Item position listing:
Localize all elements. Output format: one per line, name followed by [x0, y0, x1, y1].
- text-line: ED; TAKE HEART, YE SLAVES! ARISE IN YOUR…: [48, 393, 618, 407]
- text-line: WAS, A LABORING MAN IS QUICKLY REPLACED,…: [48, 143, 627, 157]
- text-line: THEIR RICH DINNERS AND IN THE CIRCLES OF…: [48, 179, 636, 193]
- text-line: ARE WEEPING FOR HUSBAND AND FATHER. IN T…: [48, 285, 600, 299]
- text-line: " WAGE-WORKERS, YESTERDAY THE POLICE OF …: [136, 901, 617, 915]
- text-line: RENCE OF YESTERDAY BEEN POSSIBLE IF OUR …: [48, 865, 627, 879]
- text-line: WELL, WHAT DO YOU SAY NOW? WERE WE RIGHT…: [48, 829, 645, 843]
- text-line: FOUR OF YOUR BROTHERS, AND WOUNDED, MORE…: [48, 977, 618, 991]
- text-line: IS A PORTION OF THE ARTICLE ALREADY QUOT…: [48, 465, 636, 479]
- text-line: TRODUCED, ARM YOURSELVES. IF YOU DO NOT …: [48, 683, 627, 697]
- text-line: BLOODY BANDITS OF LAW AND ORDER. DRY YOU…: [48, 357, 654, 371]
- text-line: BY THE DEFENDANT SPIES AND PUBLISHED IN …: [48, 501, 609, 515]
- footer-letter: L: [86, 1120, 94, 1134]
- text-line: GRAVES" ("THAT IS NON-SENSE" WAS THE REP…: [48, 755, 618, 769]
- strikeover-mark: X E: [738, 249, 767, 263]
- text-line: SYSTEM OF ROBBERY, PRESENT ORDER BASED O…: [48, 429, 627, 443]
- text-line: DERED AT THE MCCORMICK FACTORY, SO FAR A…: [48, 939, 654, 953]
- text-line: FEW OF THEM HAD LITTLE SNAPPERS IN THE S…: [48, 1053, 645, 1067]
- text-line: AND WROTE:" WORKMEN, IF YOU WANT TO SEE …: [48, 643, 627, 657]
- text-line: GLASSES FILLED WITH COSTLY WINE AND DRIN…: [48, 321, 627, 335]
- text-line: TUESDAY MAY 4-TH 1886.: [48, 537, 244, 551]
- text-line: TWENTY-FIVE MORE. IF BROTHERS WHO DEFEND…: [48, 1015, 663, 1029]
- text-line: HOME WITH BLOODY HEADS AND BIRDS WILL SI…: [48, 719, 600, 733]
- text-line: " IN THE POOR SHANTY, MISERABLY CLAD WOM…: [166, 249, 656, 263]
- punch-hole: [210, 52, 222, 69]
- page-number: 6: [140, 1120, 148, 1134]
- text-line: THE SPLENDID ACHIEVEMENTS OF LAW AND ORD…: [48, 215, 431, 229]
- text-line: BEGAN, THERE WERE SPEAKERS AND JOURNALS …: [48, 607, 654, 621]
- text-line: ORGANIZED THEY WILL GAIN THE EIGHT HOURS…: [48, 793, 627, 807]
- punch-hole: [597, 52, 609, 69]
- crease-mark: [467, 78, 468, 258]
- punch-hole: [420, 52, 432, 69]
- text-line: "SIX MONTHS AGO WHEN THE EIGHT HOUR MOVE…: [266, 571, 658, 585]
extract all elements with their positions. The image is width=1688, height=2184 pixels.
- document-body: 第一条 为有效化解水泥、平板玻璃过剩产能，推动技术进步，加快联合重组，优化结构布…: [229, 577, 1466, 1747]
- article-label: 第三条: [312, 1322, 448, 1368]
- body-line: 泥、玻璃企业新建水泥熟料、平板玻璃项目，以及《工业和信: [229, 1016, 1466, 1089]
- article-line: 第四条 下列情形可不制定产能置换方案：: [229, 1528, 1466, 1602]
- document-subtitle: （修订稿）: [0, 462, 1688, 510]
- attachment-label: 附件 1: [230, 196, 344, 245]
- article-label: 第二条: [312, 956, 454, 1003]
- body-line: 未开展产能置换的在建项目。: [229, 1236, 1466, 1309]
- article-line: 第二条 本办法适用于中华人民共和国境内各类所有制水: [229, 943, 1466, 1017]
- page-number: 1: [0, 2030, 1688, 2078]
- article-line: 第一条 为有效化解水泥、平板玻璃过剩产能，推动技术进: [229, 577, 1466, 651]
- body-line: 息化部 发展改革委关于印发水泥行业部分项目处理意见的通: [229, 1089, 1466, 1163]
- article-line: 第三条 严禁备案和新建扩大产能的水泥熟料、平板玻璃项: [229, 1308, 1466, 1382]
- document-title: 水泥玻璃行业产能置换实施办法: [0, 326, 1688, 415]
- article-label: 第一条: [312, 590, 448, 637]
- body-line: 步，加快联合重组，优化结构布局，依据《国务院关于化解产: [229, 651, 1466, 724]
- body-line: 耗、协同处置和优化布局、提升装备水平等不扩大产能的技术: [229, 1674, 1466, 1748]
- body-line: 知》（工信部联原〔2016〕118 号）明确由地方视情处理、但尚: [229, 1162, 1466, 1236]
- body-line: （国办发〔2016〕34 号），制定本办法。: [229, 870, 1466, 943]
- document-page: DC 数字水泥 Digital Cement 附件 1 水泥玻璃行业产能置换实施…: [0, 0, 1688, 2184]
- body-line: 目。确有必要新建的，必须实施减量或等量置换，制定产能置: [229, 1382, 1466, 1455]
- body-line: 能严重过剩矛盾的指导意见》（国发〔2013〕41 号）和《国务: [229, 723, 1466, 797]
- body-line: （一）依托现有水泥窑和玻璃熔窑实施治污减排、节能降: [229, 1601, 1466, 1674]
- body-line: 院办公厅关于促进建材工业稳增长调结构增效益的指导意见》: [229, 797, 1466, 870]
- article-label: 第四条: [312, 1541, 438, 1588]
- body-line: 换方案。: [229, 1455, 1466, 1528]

Task to carry out:
Rename every "punch-hole" in the listing to "binder-hole", and leave everything else unchanged.

Reply to the exercise:
Localize all elements. Output format: one per line, name followed by [x0, y0, x1, y1].
- text-line: ED; TAKE HEART, YE SLAVES! ARISE IN YOUR…: [48, 393, 618, 407]
- text-line: WAS, A LABORING MAN IS QUICKLY REPLACED,…: [48, 143, 627, 157]
- text-line: THEIR RICH DINNERS AND IN THE CIRCLES OF…: [48, 179, 636, 193]
- text-line: ARE WEEPING FOR HUSBAND AND FATHER. IN T…: [48, 285, 600, 299]
- text-line: " WAGE-WORKERS, YESTERDAY THE POLICE OF …: [136, 901, 617, 915]
- text-line: RENCE OF YESTERDAY BEEN POSSIBLE IF OUR …: [48, 865, 627, 879]
- text-line: WELL, WHAT DO YOU SAY NOW? WERE WE RIGHT…: [48, 829, 645, 843]
- text-line: FOUR OF YOUR BROTHERS, AND WOUNDED, MORE…: [48, 977, 618, 991]
- text-line: IS A PORTION OF THE ARTICLE ALREADY QUOT…: [48, 465, 636, 479]
- text-line: TRODUCED, ARM YOURSELVES. IF YOU DO NOT …: [48, 683, 627, 697]
- text-line: BLOODY BANDITS OF LAW AND ORDER. DRY YOU…: [48, 357, 654, 371]
- text-line: BY THE DEFENDANT SPIES AND PUBLISHED IN …: [48, 501, 609, 515]
- footer-letter: L: [86, 1120, 94, 1134]
- text-line: GRAVES" ("THAT IS NON-SENSE" WAS THE REP…: [48, 755, 618, 769]
- strikeover-mark: X E: [738, 249, 767, 263]
- text-line: SYSTEM OF ROBBERY, PRESENT ORDER BASED O…: [48, 429, 627, 443]
- text-line: DERED AT THE MCCORMICK FACTORY, SO FAR A…: [48, 939, 654, 953]
- text-line: FEW OF THEM HAD LITTLE SNAPPERS IN THE S…: [48, 1053, 645, 1067]
- text-line: AND WROTE:" WORKMEN, IF YOU WANT TO SEE …: [48, 643, 627, 657]
- text-line: GLASSES FILLED WITH COSTLY WINE AND DRIN…: [48, 321, 627, 335]
- text-line: TUESDAY MAY 4-TH 1886.: [48, 537, 244, 551]
- text-line: TWENTY-FIVE MORE. IF BROTHERS WHO DEFEND…: [48, 1015, 663, 1029]
- text-line: HOME WITH BLOODY HEADS AND BIRDS WILL SI…: [48, 719, 600, 733]
- text-line: " IN THE POOR SHANTY, MISERABLY CLAD WOM…: [166, 249, 656, 263]
- binder-hole: [210, 52, 222, 69]
- page-number: 6: [140, 1120, 148, 1134]
- text-line: THE SPLENDID ACHIEVEMENTS OF LAW AND ORD…: [48, 215, 431, 229]
- text-line: BEGAN, THERE WERE SPEAKERS AND JOURNALS …: [48, 607, 654, 621]
- text-line: ORGANIZED THEY WILL GAIN THE EIGHT HOURS…: [48, 793, 627, 807]
- binder-hole: [597, 52, 609, 69]
- crease-mark: [467, 78, 468, 258]
- binder-hole: [420, 52, 432, 69]
- text-line: "SIX MONTHS AGO WHEN THE EIGHT HOUR MOVE…: [266, 571, 658, 585]
extract all elements with their positions. The image is width=1688, height=2184 pixels.
- document-body: 第一条 为有效化解水泥、平板玻璃过剩产能，推动技术进步，加快联合重组，优化结构布…: [229, 577, 1466, 1747]
- article-label: 第三条: [312, 1322, 448, 1368]
- body-line: 泥、玻璃企业新建水泥熟料、平板玻璃项目，以及《工业和信: [229, 1016, 1466, 1089]
- article-line: 第四条 下列情形可不制定产能置换方案：: [229, 1528, 1466, 1602]
- document-subtitle: （修订稿）: [0, 462, 1688, 510]
- attachment-label: 附件 1: [230, 196, 344, 245]
- article-label: 第二条: [312, 956, 454, 1003]
- body-line: 未开展产能置换的在建项目。: [229, 1236, 1466, 1309]
- article-line: 第二条 本办法适用于中华人民共和国境内各类所有制水: [229, 943, 1466, 1017]
- page-number: 1: [0, 2030, 1688, 2078]
- article-line: 第一条 为有效化解水泥、平板玻璃过剩产能，推动技术进: [229, 577, 1466, 651]
- body-line: 息化部 发展改革委关于印发水泥行业部分项目处理意见的通: [229, 1089, 1466, 1163]
- article-line: 第三条 严禁备案和新建扩大产能的水泥熟料、平板玻璃项: [229, 1308, 1466, 1382]
- document-title: 水泥玻璃行业产能置换实施办法: [0, 326, 1688, 415]
- article-label: 第一条: [312, 590, 448, 637]
- body-line: 步，加快联合重组，优化结构布局，依据《国务院关于化解产: [229, 651, 1466, 724]
- body-line: 耗、协同处置和优化布局、提升装备水平等不扩大产能的技术: [229, 1674, 1466, 1748]
- body-line: 知》（工信部联原〔2016〕118 号）明确由地方视情处理、但尚: [229, 1162, 1466, 1236]
- body-line: （国办发〔2016〕34 号），制定本办法。: [229, 870, 1466, 943]
- document-page: DC 数字水泥 Digital Cement 附件 1 水泥玻璃行业产能置换实施…: [0, 0, 1688, 2184]
- body-line: 目。确有必要新建的，必须实施减量或等量置换，制定产能置: [229, 1382, 1466, 1455]
- body-line: 能严重过剩矛盾的指导意见》（国发〔2013〕41 号）和《国务: [229, 723, 1466, 797]
- body-line: （一）依托现有水泥窑和玻璃熔窑实施治污减排、节能降: [229, 1601, 1466, 1674]
- body-line: 院办公厅关于促进建材工业稳增长调结构增效益的指导意见》: [229, 797, 1466, 870]
- article-label: 第四条: [312, 1541, 438, 1588]
- body-line: 换方案。: [229, 1455, 1466, 1528]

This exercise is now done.